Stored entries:
■ ■ ■ ■
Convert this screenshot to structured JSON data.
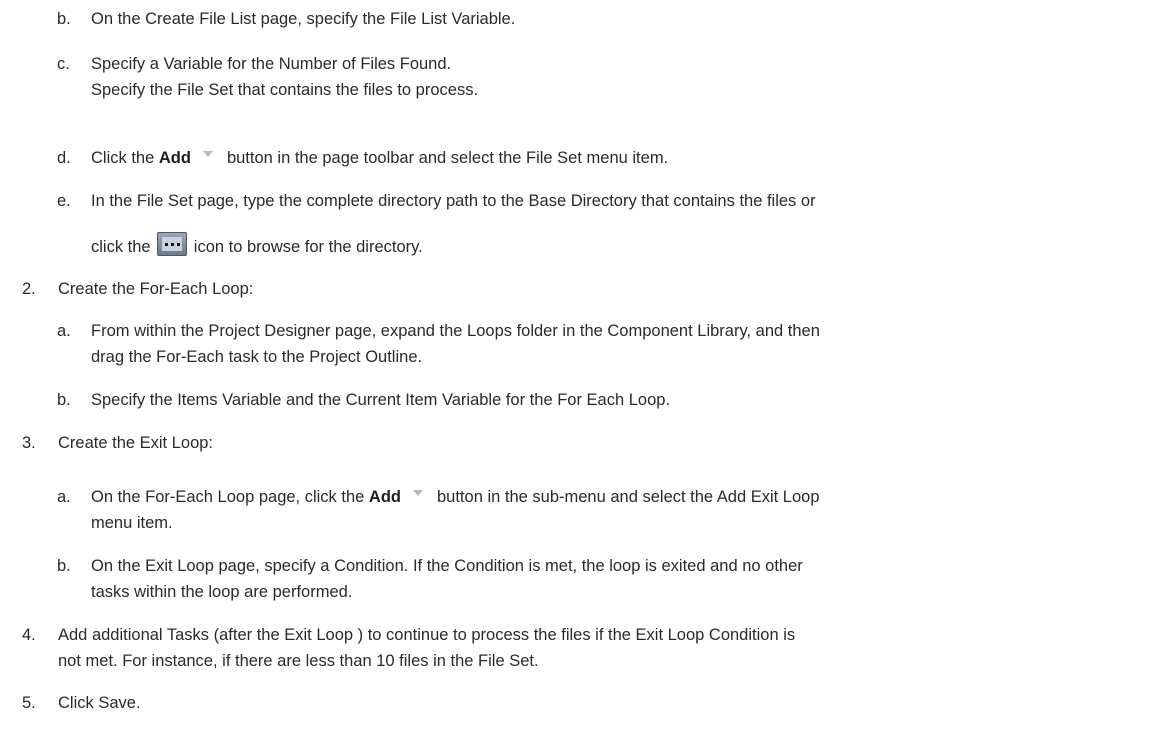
{
  "steps": {
    "s1b": {
      "marker": "b.",
      "text": "On the Create File List page, specify the File List Variable."
    },
    "s1c": {
      "marker": "c.",
      "line1": "Specify a Variable for the Number of Files Found.",
      "line2": "Specify the File Set that contains the files to process."
    },
    "s1d": {
      "marker": "d.",
      "pre": "Click the",
      "bold": "Add",
      "post": "button in the page toolbar and select the File Set menu item."
    },
    "s1e": {
      "marker": "e.",
      "line1": "In the File Set page, type the complete directory path to the Base Directory that contains the files or",
      "pre2": "click the",
      "post2": "icon to browse for the directory."
    },
    "s2": {
      "marker": "2.",
      "text": "Create the For-Each Loop:"
    },
    "s2a": {
      "marker": "a.",
      "line1": "From within the Project Designer page, expand the Loops folder in the Component Library, and then",
      "line2": "drag the For-Each task to the Project Outline."
    },
    "s2b": {
      "marker": "b.",
      "text": "Specify the Items Variable and the Current Item Variable for the For Each Loop."
    },
    "s3": {
      "marker": "3.",
      "text": "Create the Exit Loop:"
    },
    "s3a": {
      "marker": "a.",
      "pre": "On the For-Each Loop page, click the",
      "bold": "Add",
      "post": "button in the sub-menu and select the Add Exit Loop",
      "line2": "menu item."
    },
    "s3b": {
      "marker": "b.",
      "line1": "On the Exit Loop page, specify a Condition. If the Condition is met, the loop is exited and no other",
      "line2": "tasks within the loop are performed."
    },
    "s4": {
      "marker": "4.",
      "line1": "Add additional Tasks (after the Exit Loop ) to continue to process the files if the Exit Loop Condition is",
      "line2": "not met. For instance, if there are less than 10 files in the File Set."
    },
    "s5": {
      "marker": "5.",
      "text": "Click Save."
    }
  },
  "icons": {
    "dropdown": "chevron-down-icon",
    "browse": "ellipsis-browse-icon"
  }
}
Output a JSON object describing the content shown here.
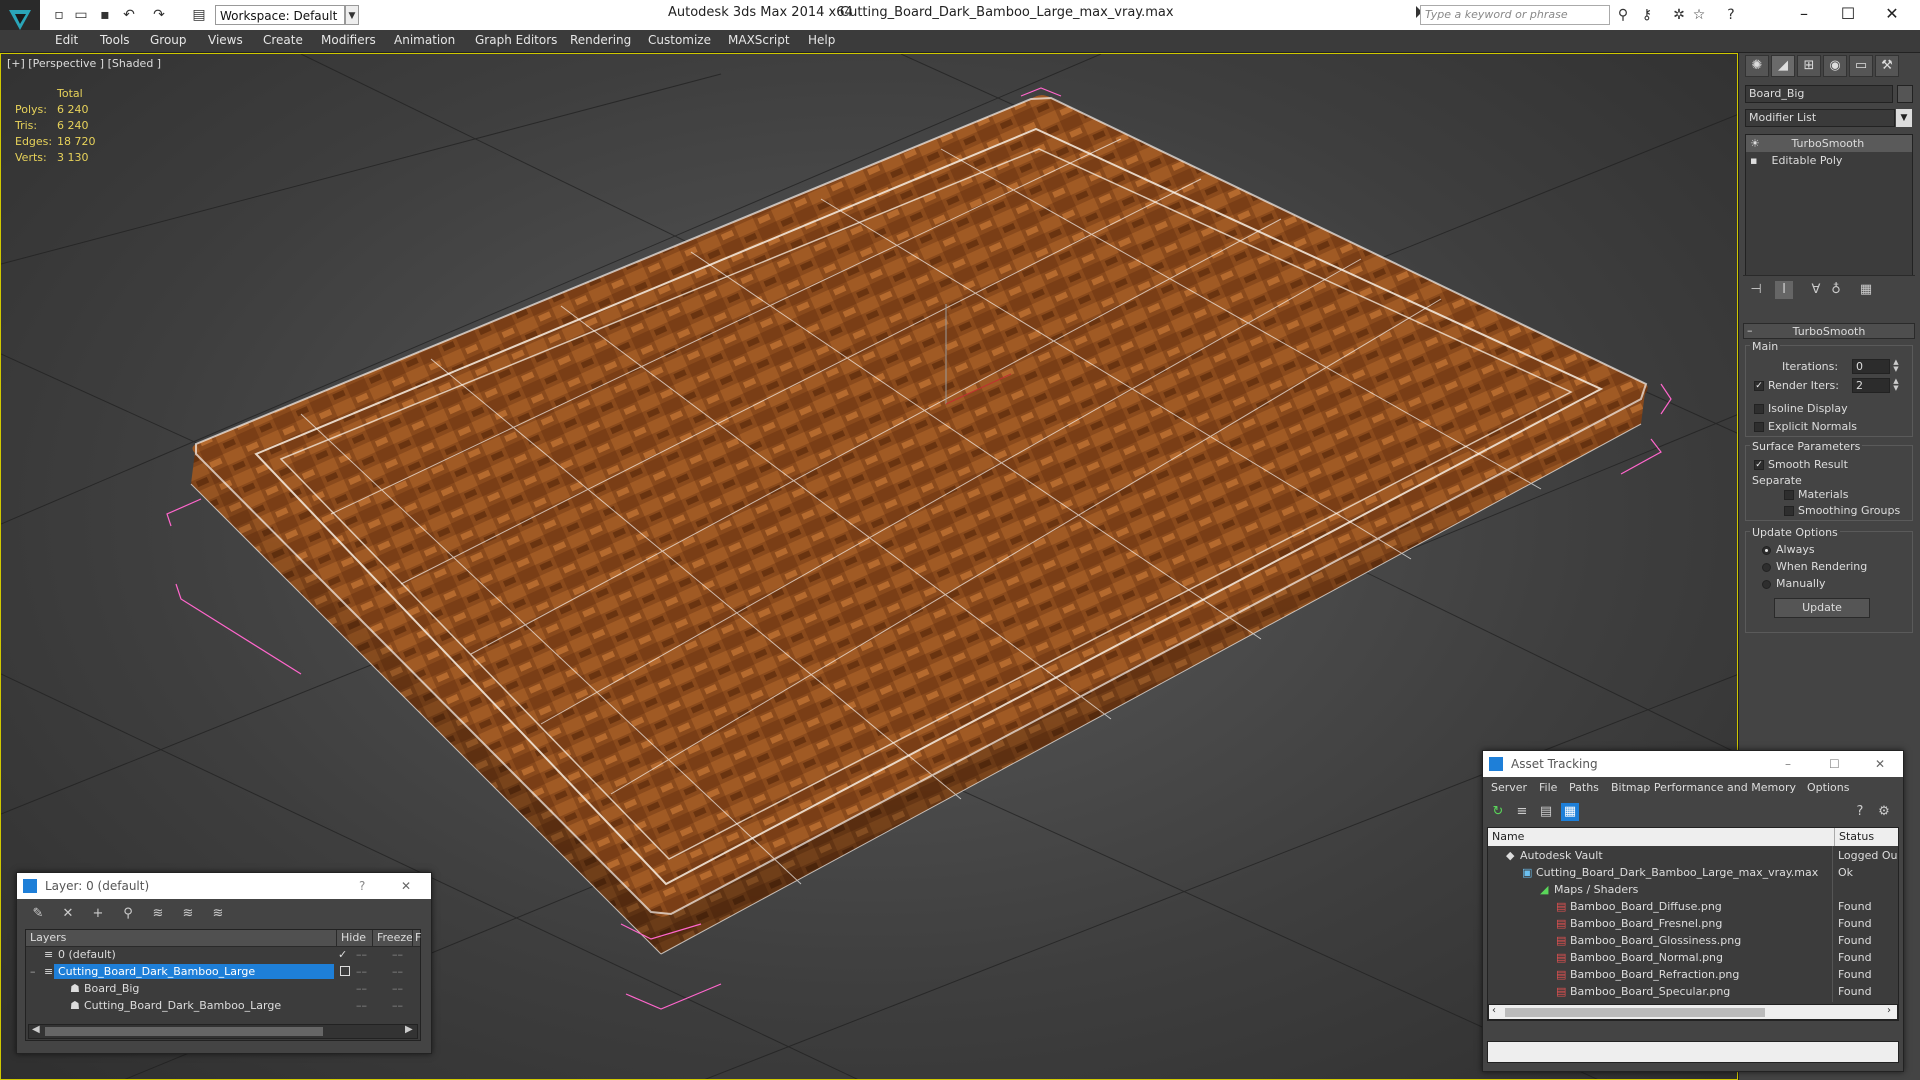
{
  "titlebar": {
    "app_title": "Autodesk 3ds Max  2014 x64",
    "file_title": "Cutting_Board_Dark_Bamboo_Large_max_vray.max",
    "workspace": "Workspace: Default",
    "search_placeholder": "Type a keyword or phrase"
  },
  "menu": [
    "Edit",
    "Tools",
    "Group",
    "Views",
    "Create",
    "Modifiers",
    "Animation",
    "Graph Editors",
    "Rendering",
    "Customize",
    "MAXScript",
    "Help"
  ],
  "viewport": {
    "label": "[+] [Perspective ] [Shaded ]",
    "stats": {
      "header": "Total",
      "rows": [
        {
          "k": "Polys:",
          "v": "6 240"
        },
        {
          "k": "Tris:",
          "v": "6 240"
        },
        {
          "k": "Edges:",
          "v": "18 720"
        },
        {
          "k": "Verts:",
          "v": "3 130"
        }
      ]
    }
  },
  "command_panel": {
    "object_name": "Board_Big",
    "modifier_list": "Modifier List",
    "stack": [
      "TurboSmooth",
      "Editable Poly"
    ],
    "rollout": "TurboSmooth",
    "main_group": "Main",
    "iterations_label": "Iterations:",
    "iterations_value": "0",
    "render_iters_label": "Render Iters:",
    "render_iters_value": "2",
    "isoline": "Isoline Display",
    "explicit_normals": "Explicit Normals",
    "surface_group": "Surface Parameters",
    "smooth_result": "Smooth Result",
    "separate": "Separate",
    "materials": "Materials",
    "smoothing_groups": "Smoothing Groups",
    "update_group": "Update Options",
    "always": "Always",
    "when_rendering": "When Rendering",
    "manually": "Manually",
    "update_btn": "Update"
  },
  "layer_window": {
    "title": "Layer: 0 (default)",
    "help": "?",
    "columns": [
      "Layers",
      "Hide",
      "Freeze",
      "F"
    ],
    "rows": [
      {
        "name": "0 (default)"
      },
      {
        "name": "Cutting_Board_Dark_Bamboo_Large"
      },
      {
        "name": "Board_Big"
      },
      {
        "name": "Cutting_Board_Dark_Bamboo_Large"
      }
    ]
  },
  "asset_window": {
    "title": "Asset Tracking",
    "menu": [
      "Server",
      "File",
      "Paths",
      "Bitmap Performance and Memory",
      "Options"
    ],
    "columns": [
      "Name",
      "Status"
    ],
    "rows": [
      {
        "name": "Autodesk Vault",
        "status": "Logged Ou"
      },
      {
        "name": "Cutting_Board_Dark_Bamboo_Large_max_vray.max",
        "status": "Ok"
      },
      {
        "name": "Maps / Shaders",
        "status": ""
      },
      {
        "name": "Bamboo_Board_Diffuse.png",
        "status": "Found"
      },
      {
        "name": "Bamboo_Board_Fresnel.png",
        "status": "Found"
      },
      {
        "name": "Bamboo_Board_Glossiness.png",
        "status": "Found"
      },
      {
        "name": "Bamboo_Board_Normal.png",
        "status": "Found"
      },
      {
        "name": "Bamboo_Board_Refraction.png",
        "status": "Found"
      },
      {
        "name": "Bamboo_Board_Specular.png",
        "status": "Found"
      }
    ]
  },
  "colors": {
    "wood": "#8a4a1c",
    "wire": "#ffffff",
    "selection": "#ff66cc",
    "accent": "#1e7fd8"
  }
}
■ ■ ■ ■
**DIRECTIVE**: In your copy, leave out the pictures and reproduce the material above exactly.

**TASK SOLUTION**:
Convert this screenshot to structured JSON data.
{
  "steps": {
    "s1b": {
      "marker": "b.",
      "text": "On the Create File List page, specify the File List Variable."
    },
    "s1c": {
      "marker": "c.",
      "line1": "Specify a Variable for the Number of Files Found.",
      "line2": "Specify the File Set that contains the files to process."
    },
    "s1d": {
      "marker": "d.",
      "pre": "Click the",
      "bold": "Add",
      "post": "button in the page toolbar and select the File Set menu item."
    },
    "s1e": {
      "marker": "e.",
      "line1": "In the File Set page, type the complete directory path to the Base Directory that contains the files or",
      "pre2": "click the",
      "post2": "icon to browse for the directory."
    },
    "s2": {
      "marker": "2.",
      "text": "Create the For-Each Loop:"
    },
    "s2a": {
      "marker": "a.",
      "line1": "From within the Project Designer page, expand the Loops folder in the Component Library, and then",
      "line2": "drag the For-Each task to the Project Outline."
    },
    "s2b": {
      "marker": "b.",
      "text": "Specify the Items Variable and the Current Item Variable for the For Each Loop."
    },
    "s3": {
      "marker": "3.",
      "text": "Create the Exit Loop:"
    },
    "s3a": {
      "marker": "a.",
      "pre": "On the For-Each Loop page, click the",
      "bold": "Add",
      "post": "button in the sub-menu and select the Add Exit Loop",
      "line2": "menu item."
    },
    "s3b": {
      "marker": "b.",
      "line1": "On the Exit Loop page, specify a Condition. If the Condition is met, the loop is exited and no other",
      "line2": "tasks within the loop are performed."
    },
    "s4": {
      "marker": "4.",
      "line1": "Add additional Tasks (after the Exit Loop ) to continue to process the files if the Exit Loop Condition is",
      "line2": "not met. For instance, if there are less than 10 files in the File Set."
    },
    "s5": {
      "marker": "5.",
      "text": "Click Save."
    }
  },
  "icons": {
    "dropdown": "chevron-down-icon",
    "browse": "ellipsis-browse-icon"
  }
}
Output a JSON object describing the content shown here.
{
  "titlebar": {
    "app_title": "Autodesk 3ds Max  2014 x64",
    "file_title": "Cutting_Board_Dark_Bamboo_Large_max_vray.max",
    "workspace": "Workspace: Default",
    "search_placeholder": "Type a keyword or phrase"
  },
  "menu": [
    "Edit",
    "Tools",
    "Group",
    "Views",
    "Create",
    "Modifiers",
    "Animation",
    "Graph Editors",
    "Rendering",
    "Customize",
    "MAXScript",
    "Help"
  ],
  "viewport": {
    "label": "[+] [Perspective ] [Shaded ]",
    "stats": {
      "header": "Total",
      "rows": [
        {
          "k": "Polys:",
          "v": "6 240"
        },
        {
          "k": "Tris:",
          "v": "6 240"
        },
        {
          "k": "Edges:",
          "v": "18 720"
        },
        {
          "k": "Verts:",
          "v": "3 130"
        }
      ]
    }
  },
  "command_panel": {
    "object_name": "Board_Big",
    "modifier_list": "Modifier List",
    "stack": [
      "TurboSmooth",
      "Editable Poly"
    ],
    "rollout": "TurboSmooth",
    "main_group": "Main",
    "iterations_label": "Iterations:",
    "iterations_value": "0",
    "render_iters_label": "Render Iters:",
    "render_iters_value": "2",
    "isoline": "Isoline Display",
    "explicit_normals": "Explicit Normals",
    "surface_group": "Surface Parameters",
    "smooth_result": "Smooth Result",
    "separate": "Separate",
    "materials": "Materials",
    "smoothing_groups": "Smoothing Groups",
    "update_group": "Update Options",
    "always": "Always",
    "when_rendering": "When Rendering",
    "manually": "Manually",
    "update_btn": "Update"
  },
  "layer_window": {
    "title": "Layer: 0 (default)",
    "help": "?",
    "columns": [
      "Layers",
      "Hide",
      "Freeze",
      "F"
    ],
    "rows": [
      {
        "name": "0 (default)"
      },
      {
        "name": "Cutting_Board_Dark_Bamboo_Large"
      },
      {
        "name": "Board_Big"
      },
      {
        "name": "Cutting_Board_Dark_Bamboo_Large"
      }
    ]
  },
  "asset_window": {
    "title": "Asset Tracking",
    "menu": [
      "Server",
      "File",
      "Paths",
      "Bitmap Performance and Memory",
      "Options"
    ],
    "columns": [
      "Name",
      "Status"
    ],
    "rows": [
      {
        "name": "Autodesk Vault",
        "status": "Logged Ou"
      },
      {
        "name": "Cutting_Board_Dark_Bamboo_Large_max_vray.max",
        "status": "Ok"
      },
      {
        "name": "Maps / Shaders",
        "status": ""
      },
      {
        "name": "Bamboo_Board_Diffuse.png",
        "status": "Found"
      },
      {
        "name": "Bamboo_Board_Fresnel.png",
        "status": "Found"
      },
      {
        "name": "Bamboo_Board_Glossiness.png",
        "status": "Found"
      },
      {
        "name": "Bamboo_Board_Normal.png",
        "status": "Found"
      },
      {
        "name": "Bamboo_Board_Refraction.png",
        "status": "Found"
      },
      {
        "name": "Bamboo_Board_Specular.png",
        "status": "Found"
      }
    ]
  },
  "colors": {
    "wood": "#8a4a1c",
    "wire": "#ffffff",
    "selection": "#ff66cc",
    "accent": "#1e7fd8"
  }
}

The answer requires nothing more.